### Listed records:

────────────────

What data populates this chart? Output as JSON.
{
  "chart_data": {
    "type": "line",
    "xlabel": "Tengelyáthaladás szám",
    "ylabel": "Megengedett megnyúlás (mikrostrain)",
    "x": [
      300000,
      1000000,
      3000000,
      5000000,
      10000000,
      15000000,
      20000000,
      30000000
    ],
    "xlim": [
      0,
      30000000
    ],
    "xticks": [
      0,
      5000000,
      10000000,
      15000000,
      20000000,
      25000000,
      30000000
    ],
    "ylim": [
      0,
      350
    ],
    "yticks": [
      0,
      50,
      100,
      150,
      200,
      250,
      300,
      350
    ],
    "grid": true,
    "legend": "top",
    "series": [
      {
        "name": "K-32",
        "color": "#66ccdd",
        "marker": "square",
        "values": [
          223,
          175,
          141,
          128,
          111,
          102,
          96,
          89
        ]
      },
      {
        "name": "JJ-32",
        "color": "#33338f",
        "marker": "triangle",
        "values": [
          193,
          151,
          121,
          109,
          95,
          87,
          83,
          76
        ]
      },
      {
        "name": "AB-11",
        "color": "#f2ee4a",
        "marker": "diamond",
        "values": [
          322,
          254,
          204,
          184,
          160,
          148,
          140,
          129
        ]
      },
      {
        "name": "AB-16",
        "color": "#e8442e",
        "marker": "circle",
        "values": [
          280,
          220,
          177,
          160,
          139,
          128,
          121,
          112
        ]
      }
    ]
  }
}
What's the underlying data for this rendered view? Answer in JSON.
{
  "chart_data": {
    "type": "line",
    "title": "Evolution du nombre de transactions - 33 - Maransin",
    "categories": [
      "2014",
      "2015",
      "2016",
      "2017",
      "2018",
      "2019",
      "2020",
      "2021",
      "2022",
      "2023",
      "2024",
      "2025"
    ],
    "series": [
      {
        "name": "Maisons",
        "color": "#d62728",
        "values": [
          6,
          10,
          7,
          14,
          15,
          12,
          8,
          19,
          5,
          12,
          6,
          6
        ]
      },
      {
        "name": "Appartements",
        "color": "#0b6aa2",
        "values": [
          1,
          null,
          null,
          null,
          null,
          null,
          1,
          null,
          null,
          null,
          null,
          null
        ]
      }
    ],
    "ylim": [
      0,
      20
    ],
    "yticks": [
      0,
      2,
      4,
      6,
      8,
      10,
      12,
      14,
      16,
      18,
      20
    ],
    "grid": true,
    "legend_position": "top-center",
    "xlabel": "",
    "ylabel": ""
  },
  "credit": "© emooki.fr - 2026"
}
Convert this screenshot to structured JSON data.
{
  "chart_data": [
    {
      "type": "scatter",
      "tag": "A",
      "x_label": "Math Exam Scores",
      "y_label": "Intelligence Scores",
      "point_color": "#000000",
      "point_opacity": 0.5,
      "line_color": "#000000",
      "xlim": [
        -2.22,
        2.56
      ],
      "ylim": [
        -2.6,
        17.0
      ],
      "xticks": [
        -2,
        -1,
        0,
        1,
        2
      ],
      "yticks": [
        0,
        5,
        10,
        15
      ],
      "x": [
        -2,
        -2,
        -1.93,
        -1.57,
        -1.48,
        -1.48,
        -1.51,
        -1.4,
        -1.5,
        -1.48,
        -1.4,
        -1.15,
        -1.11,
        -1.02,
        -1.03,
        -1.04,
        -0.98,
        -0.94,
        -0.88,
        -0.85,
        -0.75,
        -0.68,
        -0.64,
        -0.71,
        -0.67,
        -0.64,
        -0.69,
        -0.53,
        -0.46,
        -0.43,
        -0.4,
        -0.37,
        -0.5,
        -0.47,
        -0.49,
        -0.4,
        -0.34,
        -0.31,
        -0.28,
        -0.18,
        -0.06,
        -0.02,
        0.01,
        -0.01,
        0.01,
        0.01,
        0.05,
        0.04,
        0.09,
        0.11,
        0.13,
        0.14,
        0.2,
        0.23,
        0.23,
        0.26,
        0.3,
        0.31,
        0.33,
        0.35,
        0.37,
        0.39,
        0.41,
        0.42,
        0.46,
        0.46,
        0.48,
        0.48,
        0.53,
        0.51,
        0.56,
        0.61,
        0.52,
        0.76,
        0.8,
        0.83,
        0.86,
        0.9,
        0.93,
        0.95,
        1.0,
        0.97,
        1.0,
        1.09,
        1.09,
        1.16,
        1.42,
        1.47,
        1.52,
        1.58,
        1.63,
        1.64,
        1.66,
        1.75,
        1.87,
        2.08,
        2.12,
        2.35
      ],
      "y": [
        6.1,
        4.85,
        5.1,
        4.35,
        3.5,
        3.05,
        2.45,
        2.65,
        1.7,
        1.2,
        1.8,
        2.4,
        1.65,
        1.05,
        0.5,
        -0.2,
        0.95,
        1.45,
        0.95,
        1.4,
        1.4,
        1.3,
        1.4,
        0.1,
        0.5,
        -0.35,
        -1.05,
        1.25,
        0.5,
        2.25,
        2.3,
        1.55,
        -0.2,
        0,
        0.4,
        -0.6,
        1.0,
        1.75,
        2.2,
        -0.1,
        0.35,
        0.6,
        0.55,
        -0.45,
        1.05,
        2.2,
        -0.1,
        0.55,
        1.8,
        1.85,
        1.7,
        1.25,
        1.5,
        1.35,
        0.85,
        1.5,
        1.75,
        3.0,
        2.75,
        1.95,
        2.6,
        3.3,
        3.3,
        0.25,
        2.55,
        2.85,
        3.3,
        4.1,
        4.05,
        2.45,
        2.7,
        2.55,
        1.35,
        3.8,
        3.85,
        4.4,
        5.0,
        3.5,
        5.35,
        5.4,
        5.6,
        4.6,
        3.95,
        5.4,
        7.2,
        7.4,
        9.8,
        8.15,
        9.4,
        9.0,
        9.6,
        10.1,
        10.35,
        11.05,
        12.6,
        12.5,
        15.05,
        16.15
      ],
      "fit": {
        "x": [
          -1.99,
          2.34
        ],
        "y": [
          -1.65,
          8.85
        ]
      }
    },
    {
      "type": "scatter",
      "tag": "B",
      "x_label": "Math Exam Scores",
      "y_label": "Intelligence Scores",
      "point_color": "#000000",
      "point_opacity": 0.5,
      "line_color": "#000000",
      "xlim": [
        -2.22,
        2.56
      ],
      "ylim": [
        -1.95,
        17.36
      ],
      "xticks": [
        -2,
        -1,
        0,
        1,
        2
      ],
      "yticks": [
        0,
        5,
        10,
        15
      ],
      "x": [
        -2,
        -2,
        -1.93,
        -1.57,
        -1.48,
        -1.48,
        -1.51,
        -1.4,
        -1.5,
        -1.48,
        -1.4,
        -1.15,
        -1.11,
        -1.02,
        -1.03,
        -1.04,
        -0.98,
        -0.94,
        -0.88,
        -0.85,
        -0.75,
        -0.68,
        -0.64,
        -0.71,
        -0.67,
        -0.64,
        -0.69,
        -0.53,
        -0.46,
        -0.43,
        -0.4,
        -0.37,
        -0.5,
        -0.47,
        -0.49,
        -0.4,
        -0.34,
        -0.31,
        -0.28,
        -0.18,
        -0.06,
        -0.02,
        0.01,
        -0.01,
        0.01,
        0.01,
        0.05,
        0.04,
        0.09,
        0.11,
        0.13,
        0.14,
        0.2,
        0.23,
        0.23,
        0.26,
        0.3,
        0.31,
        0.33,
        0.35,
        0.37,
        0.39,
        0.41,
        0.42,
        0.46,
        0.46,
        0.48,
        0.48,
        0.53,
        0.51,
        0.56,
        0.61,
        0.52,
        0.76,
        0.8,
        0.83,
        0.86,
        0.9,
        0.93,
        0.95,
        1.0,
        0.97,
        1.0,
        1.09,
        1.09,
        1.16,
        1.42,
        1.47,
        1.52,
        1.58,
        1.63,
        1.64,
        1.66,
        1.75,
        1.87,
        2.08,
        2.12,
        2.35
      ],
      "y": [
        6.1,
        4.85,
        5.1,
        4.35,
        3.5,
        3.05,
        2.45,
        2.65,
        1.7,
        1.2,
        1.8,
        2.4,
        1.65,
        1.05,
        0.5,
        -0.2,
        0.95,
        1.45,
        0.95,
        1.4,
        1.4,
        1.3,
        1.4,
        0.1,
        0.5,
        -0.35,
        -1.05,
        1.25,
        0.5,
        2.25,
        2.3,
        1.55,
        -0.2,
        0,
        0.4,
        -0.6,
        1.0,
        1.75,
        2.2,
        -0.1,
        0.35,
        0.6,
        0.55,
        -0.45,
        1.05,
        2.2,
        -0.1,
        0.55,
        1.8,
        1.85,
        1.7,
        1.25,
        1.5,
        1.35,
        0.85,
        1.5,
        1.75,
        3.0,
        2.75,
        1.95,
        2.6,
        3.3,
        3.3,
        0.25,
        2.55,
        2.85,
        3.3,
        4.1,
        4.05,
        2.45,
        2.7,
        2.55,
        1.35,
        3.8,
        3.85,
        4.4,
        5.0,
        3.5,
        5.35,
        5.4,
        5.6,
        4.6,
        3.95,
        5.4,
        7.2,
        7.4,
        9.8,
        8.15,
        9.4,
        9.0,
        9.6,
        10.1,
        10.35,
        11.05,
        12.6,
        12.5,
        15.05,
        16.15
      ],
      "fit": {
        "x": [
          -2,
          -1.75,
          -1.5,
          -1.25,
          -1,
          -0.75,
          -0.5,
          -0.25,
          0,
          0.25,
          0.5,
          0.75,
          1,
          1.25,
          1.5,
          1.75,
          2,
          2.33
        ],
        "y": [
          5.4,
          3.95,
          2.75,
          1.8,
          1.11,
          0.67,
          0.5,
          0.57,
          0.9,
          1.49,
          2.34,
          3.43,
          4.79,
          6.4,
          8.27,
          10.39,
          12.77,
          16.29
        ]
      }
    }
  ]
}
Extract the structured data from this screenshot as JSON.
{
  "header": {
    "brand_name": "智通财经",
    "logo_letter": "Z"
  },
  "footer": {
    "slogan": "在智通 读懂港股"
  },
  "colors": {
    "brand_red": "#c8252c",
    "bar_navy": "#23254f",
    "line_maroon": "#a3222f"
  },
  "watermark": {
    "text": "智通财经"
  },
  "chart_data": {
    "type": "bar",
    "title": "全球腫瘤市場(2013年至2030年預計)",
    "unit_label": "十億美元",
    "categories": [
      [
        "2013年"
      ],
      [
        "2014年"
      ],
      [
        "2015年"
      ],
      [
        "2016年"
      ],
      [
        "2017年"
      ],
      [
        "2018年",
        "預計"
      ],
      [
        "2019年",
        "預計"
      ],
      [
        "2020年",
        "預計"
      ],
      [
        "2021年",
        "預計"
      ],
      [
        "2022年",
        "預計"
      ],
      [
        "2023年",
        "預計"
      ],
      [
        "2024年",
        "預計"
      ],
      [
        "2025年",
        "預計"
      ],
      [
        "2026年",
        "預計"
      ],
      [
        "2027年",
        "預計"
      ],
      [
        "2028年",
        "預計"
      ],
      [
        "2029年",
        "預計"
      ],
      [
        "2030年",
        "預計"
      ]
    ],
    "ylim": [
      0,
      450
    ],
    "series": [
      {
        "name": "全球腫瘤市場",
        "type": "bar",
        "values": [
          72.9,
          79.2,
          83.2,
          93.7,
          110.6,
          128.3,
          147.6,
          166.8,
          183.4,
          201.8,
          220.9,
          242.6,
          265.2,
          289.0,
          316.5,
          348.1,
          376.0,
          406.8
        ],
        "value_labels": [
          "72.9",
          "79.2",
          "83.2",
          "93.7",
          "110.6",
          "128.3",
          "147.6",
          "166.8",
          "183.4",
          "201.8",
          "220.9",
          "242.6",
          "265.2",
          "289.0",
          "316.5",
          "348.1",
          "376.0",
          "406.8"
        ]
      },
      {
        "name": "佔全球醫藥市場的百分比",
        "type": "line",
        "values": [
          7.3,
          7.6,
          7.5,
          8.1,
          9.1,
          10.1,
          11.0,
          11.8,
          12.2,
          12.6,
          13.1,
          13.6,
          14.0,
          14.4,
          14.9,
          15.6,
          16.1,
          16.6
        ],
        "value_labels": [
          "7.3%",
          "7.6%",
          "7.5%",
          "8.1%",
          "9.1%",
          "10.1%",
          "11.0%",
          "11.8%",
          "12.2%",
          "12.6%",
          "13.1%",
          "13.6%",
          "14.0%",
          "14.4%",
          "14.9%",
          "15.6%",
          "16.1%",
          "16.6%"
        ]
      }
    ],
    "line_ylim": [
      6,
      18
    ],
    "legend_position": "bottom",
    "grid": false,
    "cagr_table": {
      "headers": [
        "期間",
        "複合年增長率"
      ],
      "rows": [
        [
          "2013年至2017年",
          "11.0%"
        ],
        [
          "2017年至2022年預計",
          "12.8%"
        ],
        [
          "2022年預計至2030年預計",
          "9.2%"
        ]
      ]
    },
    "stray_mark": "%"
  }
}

────────────────

Scan the listing above for the word "What" and show each line where it is found.

What data populates this chart? Output as JSON.
What's the underlying data for this rendered view? Answer in JSON.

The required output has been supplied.